** REQUIRED WORK **
Scan the data below. Pull out each line where "when" occurs.

* START EXTRACTED INFORMATION *

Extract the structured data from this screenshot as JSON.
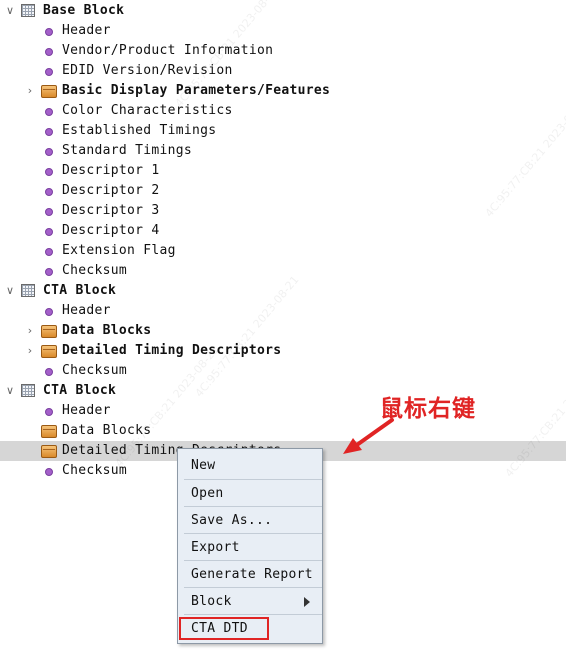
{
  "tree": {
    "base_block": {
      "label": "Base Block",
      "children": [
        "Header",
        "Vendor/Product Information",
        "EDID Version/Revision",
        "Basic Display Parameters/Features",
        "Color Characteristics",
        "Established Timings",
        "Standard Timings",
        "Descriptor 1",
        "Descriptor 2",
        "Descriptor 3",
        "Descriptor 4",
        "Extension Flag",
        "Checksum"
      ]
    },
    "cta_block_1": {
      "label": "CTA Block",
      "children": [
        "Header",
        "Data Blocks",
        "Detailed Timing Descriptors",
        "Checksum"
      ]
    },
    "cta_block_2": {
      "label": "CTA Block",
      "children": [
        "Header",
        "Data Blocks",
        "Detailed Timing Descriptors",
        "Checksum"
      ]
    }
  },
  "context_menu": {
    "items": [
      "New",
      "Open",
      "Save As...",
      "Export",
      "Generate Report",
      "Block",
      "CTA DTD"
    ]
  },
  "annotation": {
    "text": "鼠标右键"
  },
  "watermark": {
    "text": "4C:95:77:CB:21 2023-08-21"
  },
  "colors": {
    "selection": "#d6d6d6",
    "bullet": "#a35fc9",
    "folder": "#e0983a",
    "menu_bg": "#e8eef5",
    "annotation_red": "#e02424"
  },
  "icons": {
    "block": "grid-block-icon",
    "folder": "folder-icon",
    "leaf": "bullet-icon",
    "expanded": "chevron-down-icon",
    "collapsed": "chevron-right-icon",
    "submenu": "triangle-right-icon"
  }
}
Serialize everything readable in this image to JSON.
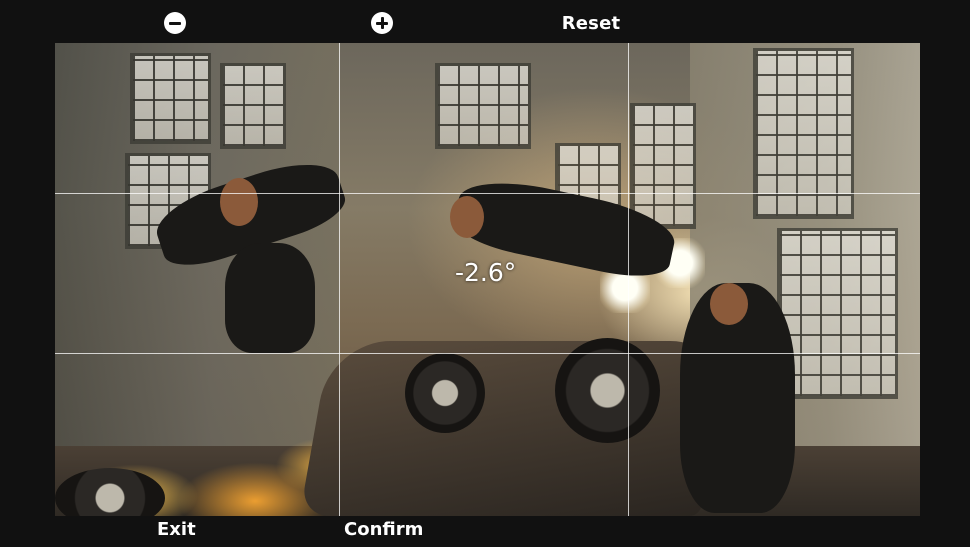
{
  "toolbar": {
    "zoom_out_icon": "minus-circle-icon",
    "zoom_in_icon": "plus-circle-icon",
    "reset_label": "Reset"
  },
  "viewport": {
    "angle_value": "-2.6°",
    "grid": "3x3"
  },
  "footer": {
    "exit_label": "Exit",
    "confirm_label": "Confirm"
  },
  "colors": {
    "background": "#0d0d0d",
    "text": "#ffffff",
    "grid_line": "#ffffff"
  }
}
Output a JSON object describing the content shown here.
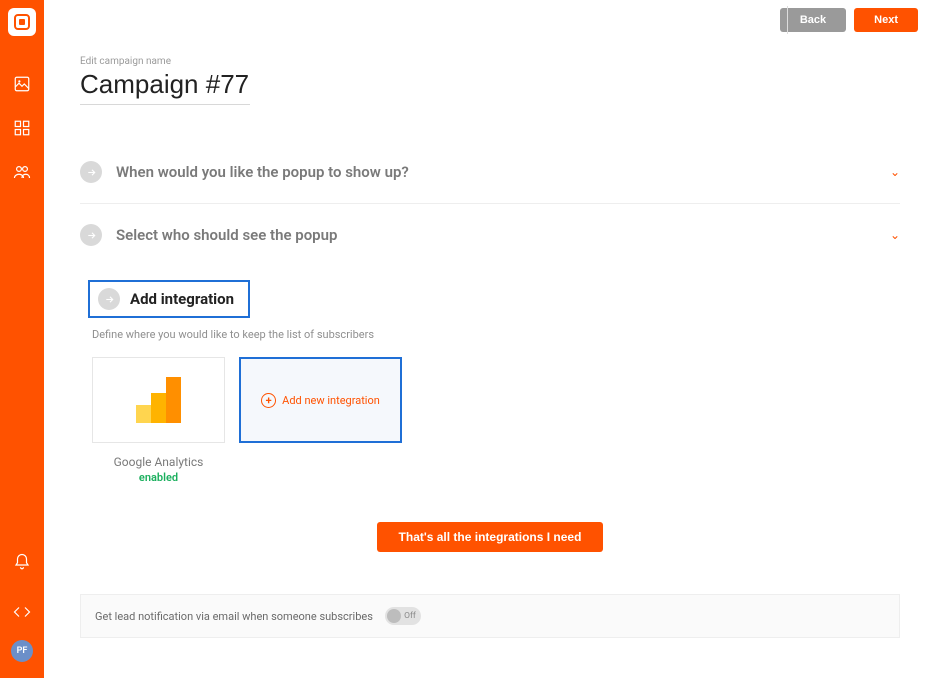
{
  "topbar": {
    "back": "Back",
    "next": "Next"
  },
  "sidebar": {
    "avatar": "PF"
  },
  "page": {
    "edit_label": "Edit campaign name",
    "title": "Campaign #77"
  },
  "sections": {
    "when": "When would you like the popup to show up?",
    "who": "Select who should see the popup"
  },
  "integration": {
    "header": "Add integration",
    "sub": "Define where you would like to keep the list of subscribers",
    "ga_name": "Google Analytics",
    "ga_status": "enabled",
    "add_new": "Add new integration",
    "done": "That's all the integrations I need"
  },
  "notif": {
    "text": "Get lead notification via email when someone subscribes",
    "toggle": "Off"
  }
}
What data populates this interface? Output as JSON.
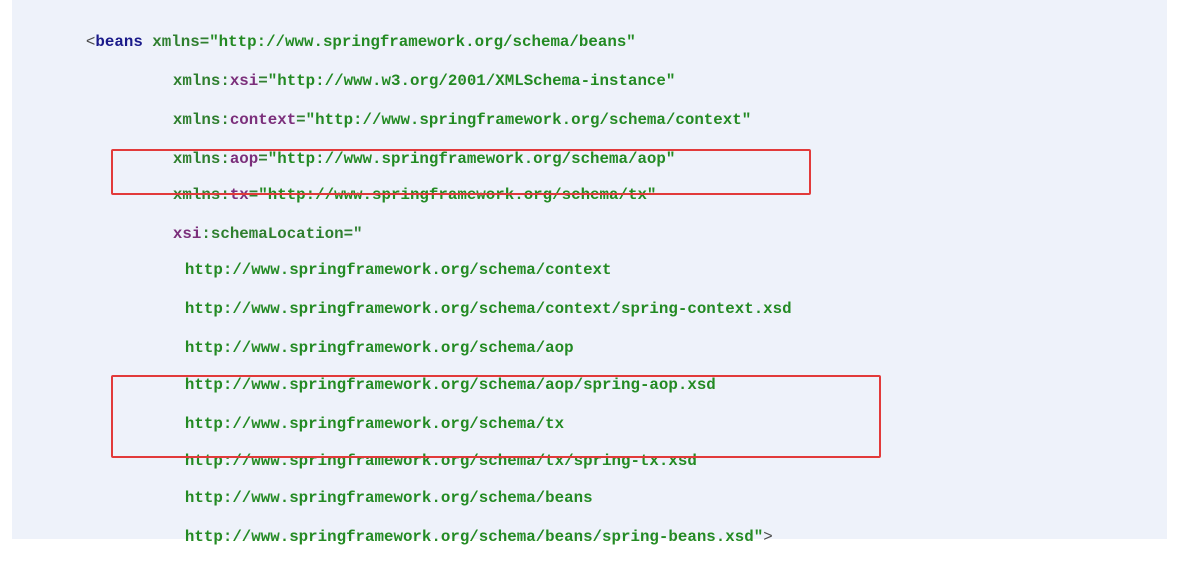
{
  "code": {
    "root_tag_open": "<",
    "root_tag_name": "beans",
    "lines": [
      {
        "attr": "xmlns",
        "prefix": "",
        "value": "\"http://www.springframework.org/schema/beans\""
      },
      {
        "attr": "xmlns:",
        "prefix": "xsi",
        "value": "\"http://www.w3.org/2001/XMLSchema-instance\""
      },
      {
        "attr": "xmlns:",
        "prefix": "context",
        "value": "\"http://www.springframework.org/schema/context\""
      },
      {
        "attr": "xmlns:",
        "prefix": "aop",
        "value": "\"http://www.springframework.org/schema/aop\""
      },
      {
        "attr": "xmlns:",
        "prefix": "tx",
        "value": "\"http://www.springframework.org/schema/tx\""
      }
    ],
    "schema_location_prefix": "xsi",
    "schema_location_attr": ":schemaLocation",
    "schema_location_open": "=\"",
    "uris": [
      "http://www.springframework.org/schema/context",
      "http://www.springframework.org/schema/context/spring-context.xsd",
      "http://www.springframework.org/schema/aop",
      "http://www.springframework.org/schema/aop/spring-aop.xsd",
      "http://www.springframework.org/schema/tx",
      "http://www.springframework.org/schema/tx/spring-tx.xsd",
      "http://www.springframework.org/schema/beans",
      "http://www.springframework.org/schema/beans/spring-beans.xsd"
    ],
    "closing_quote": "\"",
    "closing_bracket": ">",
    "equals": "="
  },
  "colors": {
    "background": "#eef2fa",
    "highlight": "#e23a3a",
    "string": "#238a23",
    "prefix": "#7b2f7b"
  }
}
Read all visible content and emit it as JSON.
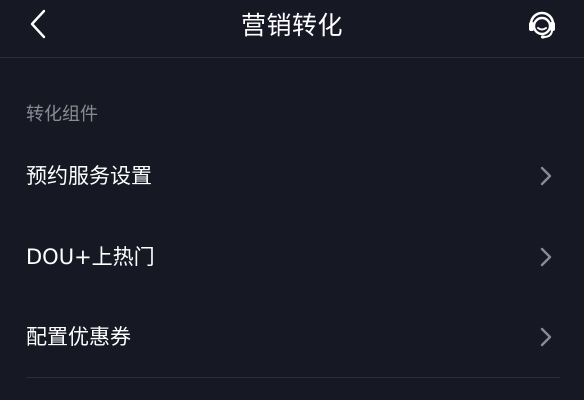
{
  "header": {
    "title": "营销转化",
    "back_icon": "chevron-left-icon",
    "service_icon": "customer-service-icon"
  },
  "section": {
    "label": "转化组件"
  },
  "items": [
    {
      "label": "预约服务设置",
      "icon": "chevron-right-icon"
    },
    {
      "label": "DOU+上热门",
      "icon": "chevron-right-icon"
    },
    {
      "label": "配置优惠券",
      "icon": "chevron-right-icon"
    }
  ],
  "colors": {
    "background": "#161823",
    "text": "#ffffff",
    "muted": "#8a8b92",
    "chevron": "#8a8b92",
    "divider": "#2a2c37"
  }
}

* END EXTRACTED INFORMATION *

** TASK RESULT **
    "when": "When would you like the popup to show up?",
    "text": "Get lead notification via email when someone subscribes",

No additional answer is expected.